WRITTEN PROBLEM> Within the material below, find each line bearing the word "bucket" and present it.

ENTRIES PROVIDED>
# # #

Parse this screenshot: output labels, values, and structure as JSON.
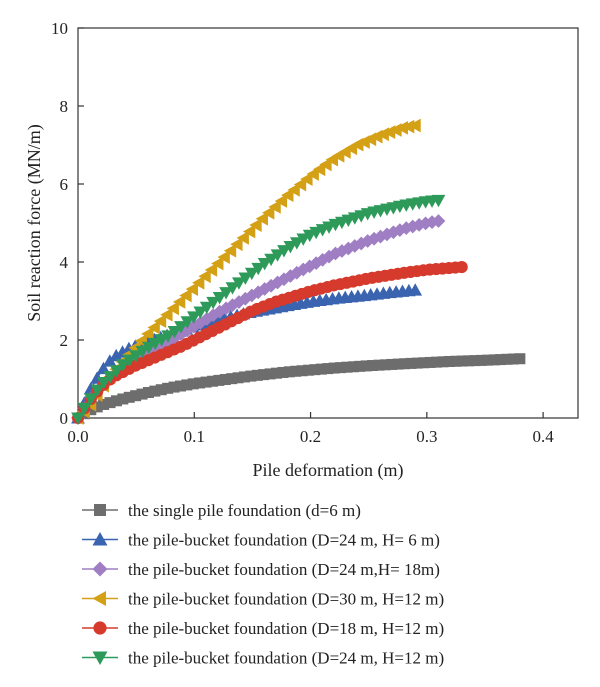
{
  "chart_data": {
    "type": "line",
    "xlabel": "Pile deformation (m)",
    "ylabel": "Soil reaction force (MN/m)",
    "xlim": [
      0,
      0.43
    ],
    "ylim": [
      0,
      10
    ],
    "xticks": [
      "0.0",
      "0.1",
      "0.2",
      "0.3",
      "0.4"
    ],
    "yticks": [
      "0",
      "2",
      "4",
      "6",
      "8",
      "10"
    ],
    "legend_position": "below",
    "series": [
      {
        "name": "the single pile foundation (d=6 m)",
        "color": "#6d6d6d",
        "marker": "square",
        "x": [
          0,
          0.01,
          0.02,
          0.04,
          0.06,
          0.08,
          0.1,
          0.12,
          0.15,
          0.18,
          0.2,
          0.22,
          0.25,
          0.28,
          0.3,
          0.32,
          0.35,
          0.38
        ],
        "y": [
          0,
          0.2,
          0.33,
          0.5,
          0.65,
          0.78,
          0.88,
          0.96,
          1.08,
          1.18,
          1.23,
          1.28,
          1.34,
          1.39,
          1.42,
          1.45,
          1.48,
          1.52
        ]
      },
      {
        "name": "the pile-bucket foundation (D=24 m, H= 6 m)",
        "color": "#3a63b0",
        "marker": "triangle-up",
        "x": [
          0,
          0.005,
          0.01,
          0.02,
          0.03,
          0.045,
          0.06,
          0.08,
          0.1,
          0.12,
          0.15,
          0.18,
          0.2,
          0.22,
          0.25,
          0.27,
          0.29
        ],
        "y": [
          0,
          0.35,
          0.7,
          1.2,
          1.55,
          1.8,
          1.95,
          2.15,
          2.35,
          2.52,
          2.72,
          2.88,
          2.98,
          3.06,
          3.15,
          3.22,
          3.28
        ]
      },
      {
        "name": "the pile-bucket foundation (D=24 m,H= 18m)",
        "color": "#9f7ec4",
        "marker": "diamond",
        "x": [
          0,
          0.01,
          0.02,
          0.04,
          0.06,
          0.08,
          0.1,
          0.12,
          0.15,
          0.18,
          0.2,
          0.22,
          0.25,
          0.28,
          0.3,
          0.31
        ],
        "y": [
          0,
          0.45,
          0.82,
          1.3,
          1.65,
          2.0,
          2.35,
          2.7,
          3.15,
          3.6,
          3.9,
          4.2,
          4.55,
          4.85,
          5.0,
          5.05
        ]
      },
      {
        "name": "the pile-bucket foundation (D=30 m, H=12 m)",
        "color": "#d4a116",
        "marker": "triangle-left",
        "x": [
          0,
          0.01,
          0.02,
          0.03,
          0.04,
          0.06,
          0.08,
          0.1,
          0.12,
          0.14,
          0.16,
          0.18,
          0.2,
          0.22,
          0.24,
          0.26,
          0.28,
          0.29
        ],
        "y": [
          0,
          0.3,
          0.75,
          1.15,
          1.5,
          2.15,
          2.75,
          3.35,
          3.95,
          4.55,
          5.15,
          5.7,
          6.2,
          6.65,
          7.0,
          7.25,
          7.45,
          7.5
        ]
      },
      {
        "name": "the pile-bucket foundation (D=18 m, H=12 m)",
        "color": "#d53a2c",
        "marker": "circle",
        "x": [
          0,
          0.01,
          0.02,
          0.03,
          0.05,
          0.07,
          0.09,
          0.11,
          0.13,
          0.15,
          0.17,
          0.2,
          0.22,
          0.25,
          0.28,
          0.3,
          0.33
        ],
        "y": [
          0,
          0.45,
          0.8,
          1.05,
          1.35,
          1.6,
          1.85,
          2.15,
          2.45,
          2.75,
          2.98,
          3.25,
          3.4,
          3.58,
          3.72,
          3.8,
          3.87
        ]
      },
      {
        "name": "the pile-bucket foundation (D=24 m, H=12 m)",
        "color": "#2e9a5a",
        "marker": "triangle-down",
        "x": [
          0,
          0.01,
          0.02,
          0.04,
          0.06,
          0.08,
          0.1,
          0.12,
          0.14,
          0.16,
          0.18,
          0.2,
          0.22,
          0.25,
          0.28,
          0.3,
          0.31
        ],
        "y": [
          0,
          0.45,
          0.85,
          1.4,
          1.8,
          2.15,
          2.6,
          3.05,
          3.5,
          3.95,
          4.35,
          4.7,
          4.95,
          5.25,
          5.45,
          5.55,
          5.58
        ]
      }
    ]
  }
}
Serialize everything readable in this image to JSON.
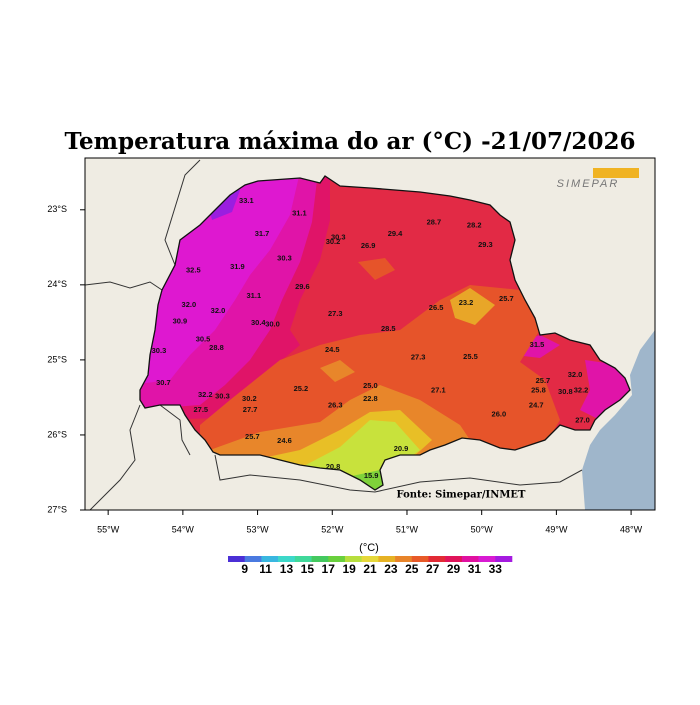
{
  "chart_data": {
    "type": "map",
    "title": "Temperatura máxima do ar (°C) -21/07/2026",
    "source": "Fonte: Simepar/INMET",
    "logo": "SIMEPAR",
    "xlim": [
      -55.31,
      -47.68
    ],
    "ylim": [
      -27,
      -22.31
    ],
    "xticks": [
      {
        "value": -55,
        "label": "55°W"
      },
      {
        "value": -54,
        "label": "54°W"
      },
      {
        "value": -53,
        "label": "53°W"
      },
      {
        "value": -52,
        "label": "52°W"
      },
      {
        "value": -51,
        "label": "51°W"
      },
      {
        "value": -50,
        "label": "50°W"
      },
      {
        "value": -49,
        "label": "49°W"
      },
      {
        "value": -48,
        "label": "48°W"
      }
    ],
    "yticks": [
      {
        "value": -23,
        "label": "23°S"
      },
      {
        "value": -24,
        "label": "24°S"
      },
      {
        "value": -25,
        "label": "25°S"
      },
      {
        "value": -26,
        "label": "26°S"
      },
      {
        "value": -27,
        "label": "27°S"
      }
    ],
    "stations": {
      "lon": [
        -53.15,
        -52.44,
        -52.94,
        -51.92,
        -51.99,
        -51.16,
        -50.64,
        -50.1,
        -51.52,
        -49.95,
        -52.64,
        -53.86,
        -53.27,
        -52.4,
        -53.05,
        -50.61,
        -50.21,
        -49.67,
        -53.92,
        -53.53,
        -54.04,
        -52.99,
        -52.8,
        -51.96,
        -51.25,
        -53.73,
        -53.55,
        -54.32,
        -52.0,
        -49.26,
        -50.85,
        -50.15,
        -54.26,
        -48.75,
        -52.42,
        -51.49,
        -50.58,
        -49.18,
        -49.24,
        -53.7,
        -53.47,
        -53.11,
        -51.49,
        -53.76,
        -53.1,
        -51.96,
        -49.27,
        -49.77,
        -48.88,
        -48.65,
        -53.07,
        -52.64,
        -51.08,
        -51.99,
        -51.48,
        -48.67
      ],
      "lat": [
        -22.88,
        -23.05,
        -23.32,
        -23.37,
        -23.43,
        -23.32,
        -23.17,
        -23.21,
        -23.48,
        -23.47,
        -23.65,
        -23.81,
        -23.76,
        -24.03,
        -24.15,
        -24.31,
        -24.24,
        -24.19,
        -24.27,
        -24.35,
        -24.49,
        -24.51,
        -24.53,
        -24.39,
        -24.59,
        -24.73,
        -24.84,
        -24.88,
        -24.87,
        -24.8,
        -24.97,
        -24.96,
        -25.31,
        -25.2,
        -25.39,
        -25.35,
        -25.41,
        -25.28,
        -25.41,
        -25.47,
        -25.49,
        -25.52,
        -25.52,
        -25.67,
        -25.67,
        -25.61,
        -25.61,
        -25.73,
        -25.43,
        -25.81,
        -26.03,
        -26.08,
        -26.19,
        -26.43,
        -26.55,
        -25.41
      ],
      "values": [
        33.1,
        31.1,
        31.7,
        30.3,
        30.2,
        29.4,
        28.7,
        28.2,
        26.9,
        29.3,
        30.3,
        32.5,
        31.9,
        29.6,
        31.1,
        26.5,
        23.2,
        25.7,
        32,
        32,
        30.9,
        30.4,
        30,
        27.3,
        28.5,
        30.5,
        28.8,
        30.3,
        24.5,
        31.5,
        27.3,
        25.5,
        30.7,
        32,
        25.2,
        25,
        27.1,
        25.7,
        25.8,
        32.2,
        30.3,
        30.2,
        22.8,
        27.5,
        27.7,
        26.3,
        24.7,
        26,
        30.8,
        27,
        25.7,
        24.6,
        20.9,
        20.8,
        15.9,
        32.2
      ],
      "value_labels": [
        "33.1",
        "31.1",
        "31.7",
        "30.3",
        "30.2",
        "29.4",
        "28.7",
        "28.2",
        "26.9",
        "29.3",
        "30.3",
        "32.5",
        "31.9",
        "29.6",
        "31.1",
        "26.5",
        "23.2",
        "25.7",
        "32.0",
        "32.0",
        "30.9",
        "30.4",
        "30.0",
        "27.3",
        "28.5",
        "30.5",
        "28.8",
        "30.3",
        "24.5",
        "31.5",
        "27.3",
        "25.5",
        "30.7",
        "32.0",
        "25.2",
        "25.0",
        "27.1",
        "25.7",
        "25.8",
        "32.2",
        "30.3",
        "30.2",
        "22.8",
        "27.5",
        "27.7",
        "26.3",
        "24.7",
        "26.0",
        "30.8",
        "27.0",
        "25.7",
        "24.6",
        "20.9",
        "20.8",
        "15.9",
        "32.2"
      ]
    },
    "legend": {
      "label": "(°C)",
      "ticks": [
        9,
        11,
        13,
        15,
        17,
        19,
        21,
        23,
        25,
        27,
        29,
        31,
        33
      ],
      "colors": [
        "#4b2fd6",
        "#4a7ae0",
        "#39b7e0",
        "#3dd8c9",
        "#40d89a",
        "#44c95f",
        "#69d03d",
        "#b7de3d",
        "#e6d83a",
        "#e6b224",
        "#e8842a",
        "#e85a28",
        "#e22a35",
        "#e0145a",
        "#e010a0",
        "#d81ad2",
        "#a51ae0"
      ]
    }
  }
}
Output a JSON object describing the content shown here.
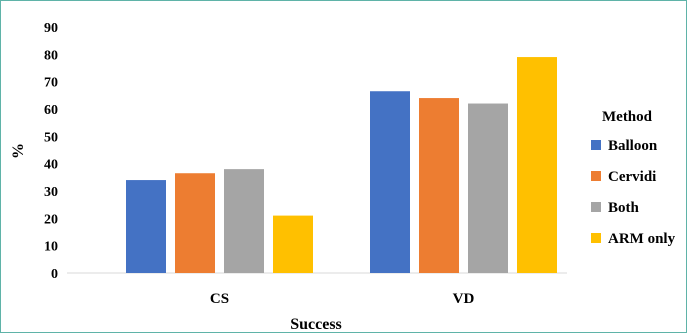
{
  "chart_data": {
    "type": "bar",
    "title": "",
    "xlabel": "Success",
    "ylabel": "%",
    "ylim": [
      0,
      90
    ],
    "yticks": [
      0,
      10,
      20,
      30,
      40,
      50,
      60,
      70,
      80,
      90
    ],
    "grid": false,
    "categories": [
      "CS",
      "VD"
    ],
    "legend": {
      "title": "Method",
      "position": "right"
    },
    "series": [
      {
        "name": "Balloon",
        "color": "#4472c4",
        "values": [
          34,
          66.5
        ]
      },
      {
        "name": "Cervidi",
        "color": "#ed7d31",
        "values": [
          36.5,
          64
        ]
      },
      {
        "name": "Both",
        "color": "#a5a5a5",
        "values": [
          38,
          62
        ]
      },
      {
        "name": "ARM only",
        "color": "#ffc000",
        "values": [
          21,
          79
        ]
      }
    ]
  }
}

# # #

RESULT OF THE TASK>
        "name": "the pile-bucket foundation (D=24 m, H= 6 m)",
        "name": "the pile-bucket foundation (D=24 m,H= 18m)",
        "name": "the pile-bucket foundation (D=30 m, H=12 m)",
        "name": "the pile-bucket foundation (D=18 m, H=12 m)",
        "name": "the pile-bucket foundation (D=24 m, H=12 m)",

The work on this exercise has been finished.